[start]
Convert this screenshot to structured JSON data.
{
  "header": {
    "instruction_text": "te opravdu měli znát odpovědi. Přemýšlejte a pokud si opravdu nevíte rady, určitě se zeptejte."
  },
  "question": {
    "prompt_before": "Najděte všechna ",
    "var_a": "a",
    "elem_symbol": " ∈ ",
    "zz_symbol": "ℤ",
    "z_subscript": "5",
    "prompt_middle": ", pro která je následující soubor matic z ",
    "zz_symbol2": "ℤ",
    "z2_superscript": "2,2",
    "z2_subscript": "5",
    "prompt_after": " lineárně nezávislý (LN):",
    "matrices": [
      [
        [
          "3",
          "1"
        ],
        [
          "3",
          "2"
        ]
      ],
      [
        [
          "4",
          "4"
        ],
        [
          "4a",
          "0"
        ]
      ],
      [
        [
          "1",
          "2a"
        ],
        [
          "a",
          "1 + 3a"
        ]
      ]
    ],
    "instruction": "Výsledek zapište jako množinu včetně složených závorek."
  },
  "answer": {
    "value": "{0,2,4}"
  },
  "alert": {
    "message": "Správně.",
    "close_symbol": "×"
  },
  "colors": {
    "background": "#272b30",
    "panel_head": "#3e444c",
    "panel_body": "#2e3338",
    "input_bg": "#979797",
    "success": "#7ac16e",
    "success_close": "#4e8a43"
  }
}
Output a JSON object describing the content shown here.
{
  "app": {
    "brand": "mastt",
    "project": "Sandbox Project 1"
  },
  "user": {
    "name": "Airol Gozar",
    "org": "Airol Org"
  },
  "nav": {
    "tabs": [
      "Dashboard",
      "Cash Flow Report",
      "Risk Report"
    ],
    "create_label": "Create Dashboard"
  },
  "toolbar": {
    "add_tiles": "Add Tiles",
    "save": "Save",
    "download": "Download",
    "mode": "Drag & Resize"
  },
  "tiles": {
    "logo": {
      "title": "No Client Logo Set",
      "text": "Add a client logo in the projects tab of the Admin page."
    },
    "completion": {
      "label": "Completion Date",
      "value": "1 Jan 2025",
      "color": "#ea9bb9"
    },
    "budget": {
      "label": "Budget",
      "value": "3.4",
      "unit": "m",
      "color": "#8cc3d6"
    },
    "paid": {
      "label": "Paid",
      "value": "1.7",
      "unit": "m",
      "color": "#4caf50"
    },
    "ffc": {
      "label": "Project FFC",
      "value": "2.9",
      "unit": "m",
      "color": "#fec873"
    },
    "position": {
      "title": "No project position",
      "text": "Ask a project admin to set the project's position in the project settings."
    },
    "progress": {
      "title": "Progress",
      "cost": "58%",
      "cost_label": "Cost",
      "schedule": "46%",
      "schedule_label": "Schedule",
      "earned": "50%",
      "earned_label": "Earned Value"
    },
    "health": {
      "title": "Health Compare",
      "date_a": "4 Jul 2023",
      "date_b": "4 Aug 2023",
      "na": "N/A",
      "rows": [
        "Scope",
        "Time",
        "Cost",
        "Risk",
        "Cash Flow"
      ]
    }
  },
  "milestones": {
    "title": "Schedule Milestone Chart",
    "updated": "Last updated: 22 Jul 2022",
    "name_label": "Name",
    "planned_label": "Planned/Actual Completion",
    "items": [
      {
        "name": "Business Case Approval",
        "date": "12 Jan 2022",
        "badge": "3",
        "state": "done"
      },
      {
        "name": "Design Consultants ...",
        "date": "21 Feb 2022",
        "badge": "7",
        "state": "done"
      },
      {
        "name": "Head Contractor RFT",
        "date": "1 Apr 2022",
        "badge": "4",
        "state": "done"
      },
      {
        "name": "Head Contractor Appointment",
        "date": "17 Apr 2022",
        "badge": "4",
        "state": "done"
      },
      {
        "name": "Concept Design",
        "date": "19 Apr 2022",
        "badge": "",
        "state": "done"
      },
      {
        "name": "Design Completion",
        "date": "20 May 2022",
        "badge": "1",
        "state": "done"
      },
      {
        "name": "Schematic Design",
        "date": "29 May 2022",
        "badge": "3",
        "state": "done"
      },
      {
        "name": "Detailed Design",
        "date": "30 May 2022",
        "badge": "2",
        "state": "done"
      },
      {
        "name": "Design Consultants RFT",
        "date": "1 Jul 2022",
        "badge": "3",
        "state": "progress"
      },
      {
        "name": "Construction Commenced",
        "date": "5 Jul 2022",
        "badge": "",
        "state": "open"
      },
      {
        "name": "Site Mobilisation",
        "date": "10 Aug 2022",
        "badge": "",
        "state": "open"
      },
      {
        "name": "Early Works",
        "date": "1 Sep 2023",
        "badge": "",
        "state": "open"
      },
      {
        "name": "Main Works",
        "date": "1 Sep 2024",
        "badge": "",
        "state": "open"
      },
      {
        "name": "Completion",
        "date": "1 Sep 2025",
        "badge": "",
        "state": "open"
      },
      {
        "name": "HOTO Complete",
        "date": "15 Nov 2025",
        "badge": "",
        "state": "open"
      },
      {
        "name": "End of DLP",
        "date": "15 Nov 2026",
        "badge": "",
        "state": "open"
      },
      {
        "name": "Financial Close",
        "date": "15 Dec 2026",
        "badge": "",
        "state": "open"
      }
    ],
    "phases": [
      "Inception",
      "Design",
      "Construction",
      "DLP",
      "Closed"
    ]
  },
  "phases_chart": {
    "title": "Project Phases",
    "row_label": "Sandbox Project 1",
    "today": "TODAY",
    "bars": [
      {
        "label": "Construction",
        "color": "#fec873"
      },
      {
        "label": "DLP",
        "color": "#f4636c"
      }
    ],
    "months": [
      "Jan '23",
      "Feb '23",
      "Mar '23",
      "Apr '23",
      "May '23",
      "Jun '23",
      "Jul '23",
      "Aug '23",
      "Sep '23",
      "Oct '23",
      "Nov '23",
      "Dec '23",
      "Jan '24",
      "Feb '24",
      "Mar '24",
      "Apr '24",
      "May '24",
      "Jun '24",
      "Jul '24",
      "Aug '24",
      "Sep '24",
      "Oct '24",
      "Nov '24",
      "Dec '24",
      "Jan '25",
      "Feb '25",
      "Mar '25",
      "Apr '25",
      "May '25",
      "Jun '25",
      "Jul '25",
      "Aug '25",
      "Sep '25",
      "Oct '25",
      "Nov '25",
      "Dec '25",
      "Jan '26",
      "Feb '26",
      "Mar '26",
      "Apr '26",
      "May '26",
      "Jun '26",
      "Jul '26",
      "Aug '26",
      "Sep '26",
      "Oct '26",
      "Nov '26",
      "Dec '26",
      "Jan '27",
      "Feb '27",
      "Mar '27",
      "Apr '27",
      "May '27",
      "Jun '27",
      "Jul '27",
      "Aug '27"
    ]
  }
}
[end]
- EXERCISE GOAL
Pull out each line of the records holding the string "Sandbox".

- OUTPUT BELOW
    "project": "Sandbox Project 1"
    "row_label": "Sandbox Project 1",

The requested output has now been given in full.